## Goal 1
In the excerpt about Pine Ridge Indian Reservation, which people is the reservation described as home to?

## Excerpt to read
[start]

Mourners attend the burial of a 19-year-old Oglala Lakota girl on Pine Ridge Reservation, South Dakota, Aug. 17, 2015. (Photo courtesy of Keith Janis)
Mourners attend the burial of a 19-year-old Oglala Lakota girl on Pine Ridge Reservation, South Dakota, Aug. 17, 2015. (Photo courtesy of Keith Janis)

Native Americans have always had a higher suicide rate than non-natives in the U.S., and the number is rising, especially on Pine Ridge Indian Reservation, home of the Oglala Lakota people.

This year alone, more than 100 Pine Ridge youths between the ages of 9 and 24 attempted suicide. At least 19 succeeded, said Keith Janis, a Lakota environmental and political activist whose ancestor rode with the legendary 19th Century Lakota warrior, Crazy Horse.

What drives these children to their own death?

“I think that the number one reason is the extreme poverty and culture of violence that the federal government instituted here, through all the years of oppression and forced assimilation into non-Native culture. Basically just putting us into reservations which make us invisible,” Janis said.

[end]

## Goal 2
Find each line of the entries that contains the string "name", and copy those lines. Case counts.

A block of data:
[start]

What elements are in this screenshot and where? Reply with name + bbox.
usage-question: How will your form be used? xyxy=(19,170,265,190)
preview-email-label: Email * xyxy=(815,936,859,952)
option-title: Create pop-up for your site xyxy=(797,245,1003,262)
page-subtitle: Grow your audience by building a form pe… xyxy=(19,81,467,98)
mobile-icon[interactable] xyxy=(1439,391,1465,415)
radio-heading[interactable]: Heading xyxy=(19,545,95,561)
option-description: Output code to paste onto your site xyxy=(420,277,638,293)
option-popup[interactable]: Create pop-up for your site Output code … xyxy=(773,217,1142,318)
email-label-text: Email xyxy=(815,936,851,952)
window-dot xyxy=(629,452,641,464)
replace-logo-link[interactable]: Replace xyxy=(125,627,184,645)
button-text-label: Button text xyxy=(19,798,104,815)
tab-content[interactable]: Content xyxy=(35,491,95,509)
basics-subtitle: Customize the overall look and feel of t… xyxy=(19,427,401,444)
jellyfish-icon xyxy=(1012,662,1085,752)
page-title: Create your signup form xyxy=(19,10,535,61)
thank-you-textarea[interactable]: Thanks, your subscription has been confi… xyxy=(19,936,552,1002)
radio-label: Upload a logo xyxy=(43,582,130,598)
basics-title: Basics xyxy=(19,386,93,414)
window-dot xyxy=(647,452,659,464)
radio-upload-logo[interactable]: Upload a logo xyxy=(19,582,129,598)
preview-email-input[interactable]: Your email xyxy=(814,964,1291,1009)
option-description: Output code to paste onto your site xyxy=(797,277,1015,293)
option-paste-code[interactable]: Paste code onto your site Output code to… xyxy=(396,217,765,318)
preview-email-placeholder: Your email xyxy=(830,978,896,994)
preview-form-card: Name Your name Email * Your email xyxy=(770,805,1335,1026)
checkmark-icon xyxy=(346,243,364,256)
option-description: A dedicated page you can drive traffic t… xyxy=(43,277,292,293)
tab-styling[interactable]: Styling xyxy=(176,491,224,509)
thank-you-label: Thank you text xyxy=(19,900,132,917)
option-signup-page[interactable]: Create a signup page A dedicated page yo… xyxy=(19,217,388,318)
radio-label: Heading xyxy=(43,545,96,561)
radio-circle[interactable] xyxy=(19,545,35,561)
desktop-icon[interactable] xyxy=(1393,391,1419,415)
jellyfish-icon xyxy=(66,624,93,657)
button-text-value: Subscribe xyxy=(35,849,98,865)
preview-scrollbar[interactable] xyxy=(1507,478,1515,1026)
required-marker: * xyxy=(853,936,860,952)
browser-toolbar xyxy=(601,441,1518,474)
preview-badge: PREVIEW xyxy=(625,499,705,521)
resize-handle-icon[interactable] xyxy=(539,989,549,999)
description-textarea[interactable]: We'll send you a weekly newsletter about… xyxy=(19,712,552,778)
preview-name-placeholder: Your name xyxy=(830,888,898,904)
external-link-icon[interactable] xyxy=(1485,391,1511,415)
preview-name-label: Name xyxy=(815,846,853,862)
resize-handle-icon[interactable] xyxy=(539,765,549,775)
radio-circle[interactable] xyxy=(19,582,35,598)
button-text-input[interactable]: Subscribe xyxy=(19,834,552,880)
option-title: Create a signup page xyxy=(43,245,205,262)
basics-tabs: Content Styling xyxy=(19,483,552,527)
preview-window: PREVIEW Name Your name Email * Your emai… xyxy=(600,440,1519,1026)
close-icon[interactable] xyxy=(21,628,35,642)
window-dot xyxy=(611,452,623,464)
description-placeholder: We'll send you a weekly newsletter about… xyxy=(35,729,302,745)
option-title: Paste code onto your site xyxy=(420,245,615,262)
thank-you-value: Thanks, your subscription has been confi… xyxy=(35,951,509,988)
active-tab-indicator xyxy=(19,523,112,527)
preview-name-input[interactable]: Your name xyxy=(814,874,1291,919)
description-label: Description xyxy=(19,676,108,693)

[end]

## Final answer 1
The Oglala Lakota people.

## Final answer 2
What elements are in this screenshot and where? Reply with name + bbox.
preview-form-card: Name Your name Email * Your email xyxy=(770,805,1335,1026)
preview-name-placeholder: Your name xyxy=(830,888,898,904)
preview-name-label: Name xyxy=(815,846,853,862)
preview-window: PREVIEW Name Your name Email * Your emai… xyxy=(600,440,1519,1026)
preview-name-input[interactable]: Your name xyxy=(814,874,1291,919)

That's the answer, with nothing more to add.